__WORK INSTRUCTIONS__. Go through the data below. Pull out every line that has the word "screenshot".

** START DATA FOR THE TASK **

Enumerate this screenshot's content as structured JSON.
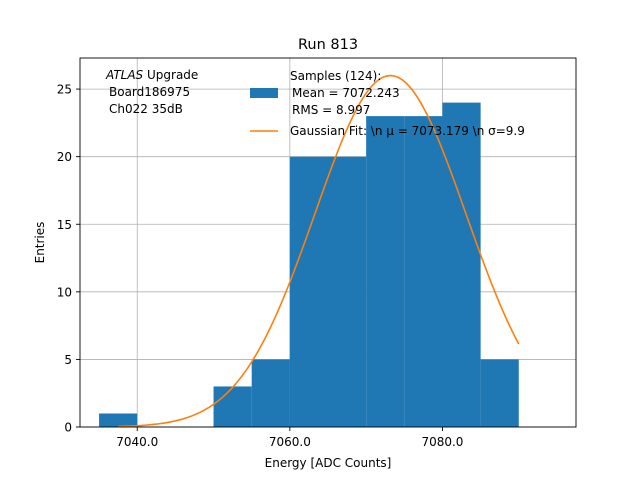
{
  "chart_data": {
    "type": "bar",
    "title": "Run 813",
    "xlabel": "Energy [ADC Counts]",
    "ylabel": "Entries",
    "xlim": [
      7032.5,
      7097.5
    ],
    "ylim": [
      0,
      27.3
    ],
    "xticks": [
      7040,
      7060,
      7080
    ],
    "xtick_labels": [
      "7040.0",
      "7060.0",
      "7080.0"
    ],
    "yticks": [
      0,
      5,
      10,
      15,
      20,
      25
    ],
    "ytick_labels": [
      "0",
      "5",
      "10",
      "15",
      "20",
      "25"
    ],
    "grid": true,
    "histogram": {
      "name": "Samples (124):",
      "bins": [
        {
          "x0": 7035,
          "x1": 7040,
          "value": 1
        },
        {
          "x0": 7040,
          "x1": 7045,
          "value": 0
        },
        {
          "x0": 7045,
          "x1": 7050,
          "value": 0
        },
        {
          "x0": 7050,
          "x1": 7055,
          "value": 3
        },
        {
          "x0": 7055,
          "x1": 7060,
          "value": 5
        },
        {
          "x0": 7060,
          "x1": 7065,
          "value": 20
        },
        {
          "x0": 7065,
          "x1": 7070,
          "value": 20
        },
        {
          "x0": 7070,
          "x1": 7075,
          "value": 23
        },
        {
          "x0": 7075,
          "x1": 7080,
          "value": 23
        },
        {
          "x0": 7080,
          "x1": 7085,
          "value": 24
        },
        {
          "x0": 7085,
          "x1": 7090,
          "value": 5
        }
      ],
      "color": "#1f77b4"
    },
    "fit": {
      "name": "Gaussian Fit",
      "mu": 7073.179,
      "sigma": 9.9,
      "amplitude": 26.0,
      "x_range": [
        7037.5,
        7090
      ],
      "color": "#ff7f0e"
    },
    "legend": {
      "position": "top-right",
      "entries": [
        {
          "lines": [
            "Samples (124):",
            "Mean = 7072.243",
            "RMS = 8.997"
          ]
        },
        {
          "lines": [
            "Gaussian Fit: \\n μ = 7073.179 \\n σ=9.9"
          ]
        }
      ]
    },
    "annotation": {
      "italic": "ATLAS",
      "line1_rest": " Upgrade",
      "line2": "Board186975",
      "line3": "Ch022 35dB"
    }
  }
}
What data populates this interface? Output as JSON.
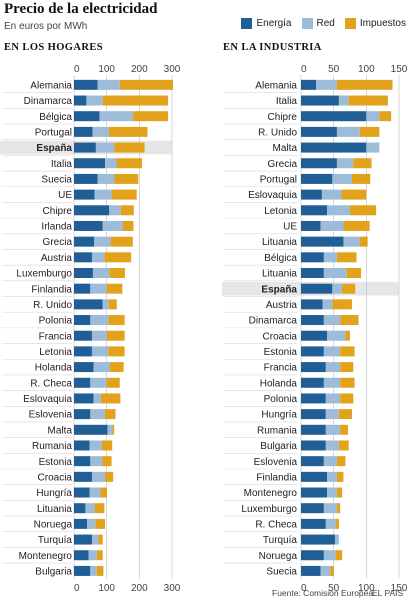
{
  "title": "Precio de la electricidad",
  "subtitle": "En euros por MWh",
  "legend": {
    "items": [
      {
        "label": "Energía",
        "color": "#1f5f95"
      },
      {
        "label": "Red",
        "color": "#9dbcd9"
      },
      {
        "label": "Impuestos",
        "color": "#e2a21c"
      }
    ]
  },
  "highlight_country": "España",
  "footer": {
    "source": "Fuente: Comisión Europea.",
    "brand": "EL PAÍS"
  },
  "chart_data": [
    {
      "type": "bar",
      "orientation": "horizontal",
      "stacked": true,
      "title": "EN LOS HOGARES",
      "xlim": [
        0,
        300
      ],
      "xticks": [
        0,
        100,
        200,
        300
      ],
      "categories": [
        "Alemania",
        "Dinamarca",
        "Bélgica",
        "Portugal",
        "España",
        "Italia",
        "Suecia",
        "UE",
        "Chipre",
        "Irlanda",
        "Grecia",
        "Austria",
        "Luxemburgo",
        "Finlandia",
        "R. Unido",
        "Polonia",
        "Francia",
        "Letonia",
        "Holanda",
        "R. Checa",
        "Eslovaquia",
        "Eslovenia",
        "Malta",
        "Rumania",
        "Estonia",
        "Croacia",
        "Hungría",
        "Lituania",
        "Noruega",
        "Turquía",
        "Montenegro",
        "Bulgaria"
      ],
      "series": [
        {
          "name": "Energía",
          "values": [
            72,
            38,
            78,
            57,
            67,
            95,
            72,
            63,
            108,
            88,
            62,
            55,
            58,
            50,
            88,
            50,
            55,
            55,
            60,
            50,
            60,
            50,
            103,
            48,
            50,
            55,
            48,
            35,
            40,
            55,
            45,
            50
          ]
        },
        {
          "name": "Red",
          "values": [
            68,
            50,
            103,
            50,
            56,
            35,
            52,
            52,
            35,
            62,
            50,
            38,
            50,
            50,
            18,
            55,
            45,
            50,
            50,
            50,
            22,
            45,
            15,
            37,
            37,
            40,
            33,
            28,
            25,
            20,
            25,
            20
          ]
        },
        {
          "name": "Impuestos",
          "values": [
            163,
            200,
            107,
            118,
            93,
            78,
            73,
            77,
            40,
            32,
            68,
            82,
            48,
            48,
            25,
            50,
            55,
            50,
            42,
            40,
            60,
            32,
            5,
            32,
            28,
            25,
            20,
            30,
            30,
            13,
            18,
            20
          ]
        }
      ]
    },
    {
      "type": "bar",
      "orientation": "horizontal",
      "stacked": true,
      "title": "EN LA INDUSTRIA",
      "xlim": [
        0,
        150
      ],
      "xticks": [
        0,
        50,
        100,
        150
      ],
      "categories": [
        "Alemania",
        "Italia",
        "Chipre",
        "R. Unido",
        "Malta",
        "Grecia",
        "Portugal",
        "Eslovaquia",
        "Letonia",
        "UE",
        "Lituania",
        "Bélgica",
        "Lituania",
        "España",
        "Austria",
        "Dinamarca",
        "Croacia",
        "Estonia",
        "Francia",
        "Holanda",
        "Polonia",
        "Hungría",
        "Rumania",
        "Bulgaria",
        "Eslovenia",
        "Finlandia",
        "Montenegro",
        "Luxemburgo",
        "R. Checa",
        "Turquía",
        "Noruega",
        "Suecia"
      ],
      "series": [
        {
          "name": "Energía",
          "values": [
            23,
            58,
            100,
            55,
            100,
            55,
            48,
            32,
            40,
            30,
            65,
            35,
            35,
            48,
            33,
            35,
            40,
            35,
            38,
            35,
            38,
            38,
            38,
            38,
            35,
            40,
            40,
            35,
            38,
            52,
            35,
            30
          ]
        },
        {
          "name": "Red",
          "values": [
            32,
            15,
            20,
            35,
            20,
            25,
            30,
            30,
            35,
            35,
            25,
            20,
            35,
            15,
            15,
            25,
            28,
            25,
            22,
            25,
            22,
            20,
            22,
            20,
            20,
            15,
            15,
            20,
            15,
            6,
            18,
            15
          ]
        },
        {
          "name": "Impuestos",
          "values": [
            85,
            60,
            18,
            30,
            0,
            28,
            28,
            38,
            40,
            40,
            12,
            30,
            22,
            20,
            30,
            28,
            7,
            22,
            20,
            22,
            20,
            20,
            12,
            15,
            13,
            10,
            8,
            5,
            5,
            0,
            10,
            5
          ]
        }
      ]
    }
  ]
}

** END DATA FOR THE TASK **
** START DATA FOR THE TASK **

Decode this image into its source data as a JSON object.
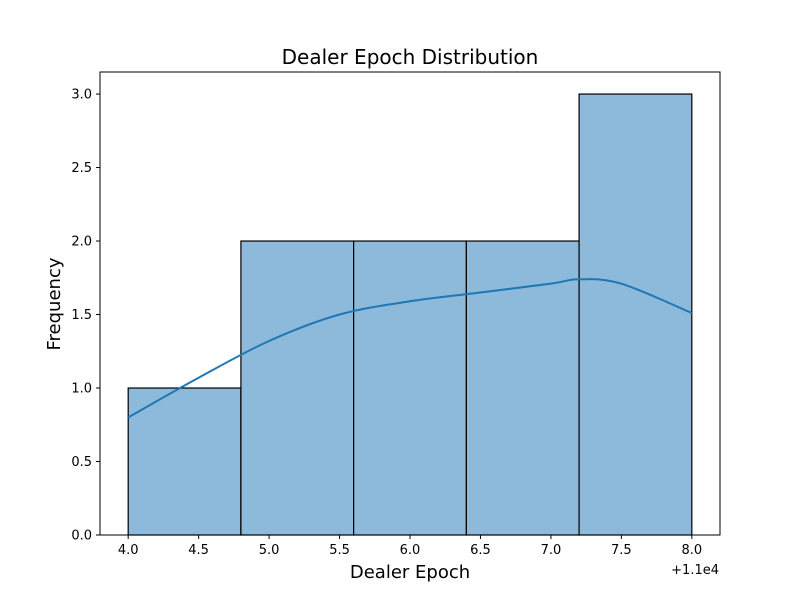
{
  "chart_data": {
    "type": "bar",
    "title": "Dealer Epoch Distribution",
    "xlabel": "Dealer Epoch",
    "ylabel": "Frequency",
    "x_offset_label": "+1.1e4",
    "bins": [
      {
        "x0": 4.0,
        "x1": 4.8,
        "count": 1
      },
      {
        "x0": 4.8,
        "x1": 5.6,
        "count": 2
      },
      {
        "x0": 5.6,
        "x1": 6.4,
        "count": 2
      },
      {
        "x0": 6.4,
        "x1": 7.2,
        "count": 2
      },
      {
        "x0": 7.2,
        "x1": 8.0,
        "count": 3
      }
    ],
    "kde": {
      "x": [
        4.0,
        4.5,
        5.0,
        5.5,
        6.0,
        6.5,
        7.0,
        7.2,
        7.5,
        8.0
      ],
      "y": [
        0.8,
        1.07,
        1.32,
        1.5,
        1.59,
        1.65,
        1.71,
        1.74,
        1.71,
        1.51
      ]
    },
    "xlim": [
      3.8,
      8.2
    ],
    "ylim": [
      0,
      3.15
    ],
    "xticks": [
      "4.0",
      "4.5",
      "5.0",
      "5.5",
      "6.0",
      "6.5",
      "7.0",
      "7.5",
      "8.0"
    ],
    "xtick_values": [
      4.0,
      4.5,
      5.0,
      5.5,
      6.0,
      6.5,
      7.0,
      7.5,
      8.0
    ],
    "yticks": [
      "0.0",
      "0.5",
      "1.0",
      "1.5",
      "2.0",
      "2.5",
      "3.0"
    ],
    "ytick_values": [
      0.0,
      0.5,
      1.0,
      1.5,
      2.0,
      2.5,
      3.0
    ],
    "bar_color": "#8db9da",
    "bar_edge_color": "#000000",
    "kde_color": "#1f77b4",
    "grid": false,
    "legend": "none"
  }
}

** END DATA FOR THE TASK **
** START DATA FOR THE TASK **

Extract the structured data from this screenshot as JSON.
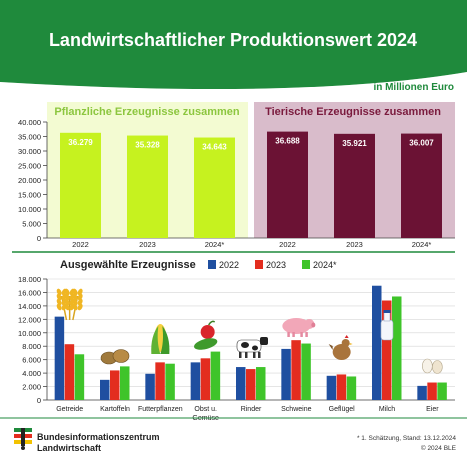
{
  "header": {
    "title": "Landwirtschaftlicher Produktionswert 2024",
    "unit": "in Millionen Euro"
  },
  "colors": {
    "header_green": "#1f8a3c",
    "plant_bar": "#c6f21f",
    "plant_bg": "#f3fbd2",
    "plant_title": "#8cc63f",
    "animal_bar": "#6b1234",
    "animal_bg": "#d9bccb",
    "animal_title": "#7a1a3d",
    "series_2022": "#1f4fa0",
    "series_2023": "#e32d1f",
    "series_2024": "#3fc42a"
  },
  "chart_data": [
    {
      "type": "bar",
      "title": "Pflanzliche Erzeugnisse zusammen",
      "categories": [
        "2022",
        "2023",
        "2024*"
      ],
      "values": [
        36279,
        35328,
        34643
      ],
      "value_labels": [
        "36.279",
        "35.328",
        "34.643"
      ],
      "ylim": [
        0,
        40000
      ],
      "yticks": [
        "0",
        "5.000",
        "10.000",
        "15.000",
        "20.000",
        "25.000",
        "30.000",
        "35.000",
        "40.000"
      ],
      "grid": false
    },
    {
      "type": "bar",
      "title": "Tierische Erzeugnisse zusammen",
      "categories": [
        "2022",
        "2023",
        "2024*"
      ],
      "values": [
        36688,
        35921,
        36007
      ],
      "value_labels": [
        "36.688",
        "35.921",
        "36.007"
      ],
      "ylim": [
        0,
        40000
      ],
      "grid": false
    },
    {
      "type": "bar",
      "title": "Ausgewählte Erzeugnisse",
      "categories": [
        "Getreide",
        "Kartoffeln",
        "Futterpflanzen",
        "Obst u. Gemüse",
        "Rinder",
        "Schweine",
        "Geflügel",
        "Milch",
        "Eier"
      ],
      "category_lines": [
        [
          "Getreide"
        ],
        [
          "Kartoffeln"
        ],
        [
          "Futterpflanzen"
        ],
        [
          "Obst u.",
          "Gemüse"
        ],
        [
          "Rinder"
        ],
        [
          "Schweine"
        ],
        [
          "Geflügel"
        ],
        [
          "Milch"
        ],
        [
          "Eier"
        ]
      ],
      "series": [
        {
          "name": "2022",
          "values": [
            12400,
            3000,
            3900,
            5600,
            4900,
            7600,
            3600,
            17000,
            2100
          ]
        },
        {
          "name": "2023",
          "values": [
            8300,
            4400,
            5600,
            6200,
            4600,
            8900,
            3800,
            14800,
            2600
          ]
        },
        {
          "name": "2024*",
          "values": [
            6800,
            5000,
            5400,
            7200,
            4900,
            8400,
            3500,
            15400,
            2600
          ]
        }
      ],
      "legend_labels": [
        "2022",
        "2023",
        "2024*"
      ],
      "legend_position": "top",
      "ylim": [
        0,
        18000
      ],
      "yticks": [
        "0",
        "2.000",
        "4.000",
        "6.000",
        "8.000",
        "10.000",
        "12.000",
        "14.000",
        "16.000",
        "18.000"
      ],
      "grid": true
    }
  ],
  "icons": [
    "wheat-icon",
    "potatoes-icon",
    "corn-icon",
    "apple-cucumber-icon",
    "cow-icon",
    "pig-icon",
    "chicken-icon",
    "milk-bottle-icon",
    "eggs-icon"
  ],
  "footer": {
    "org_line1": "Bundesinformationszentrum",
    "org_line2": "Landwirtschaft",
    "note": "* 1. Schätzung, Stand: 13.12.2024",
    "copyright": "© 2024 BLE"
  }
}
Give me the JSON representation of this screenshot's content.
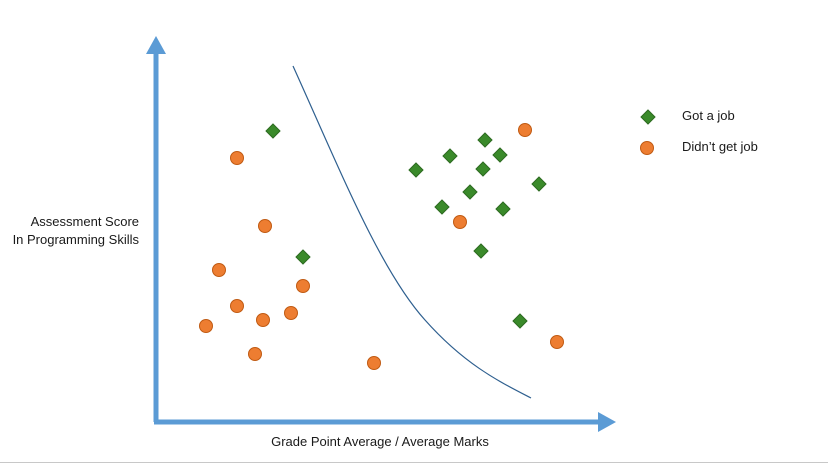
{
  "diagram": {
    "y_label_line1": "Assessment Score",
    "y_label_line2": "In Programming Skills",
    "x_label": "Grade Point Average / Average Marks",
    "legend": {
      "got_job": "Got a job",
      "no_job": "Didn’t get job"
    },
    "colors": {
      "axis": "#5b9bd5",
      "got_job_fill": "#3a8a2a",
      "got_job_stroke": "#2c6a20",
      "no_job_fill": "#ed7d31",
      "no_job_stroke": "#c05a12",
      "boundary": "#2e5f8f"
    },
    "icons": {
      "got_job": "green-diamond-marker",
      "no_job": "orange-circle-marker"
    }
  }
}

** END DATA FOR THE TASK **

__FINISHED ANSWER__.
Enumerate this screenshot's content as structured JSON.
Extract the structured data from this screenshot as JSON.
Give me the JSON representation of this screenshot's content.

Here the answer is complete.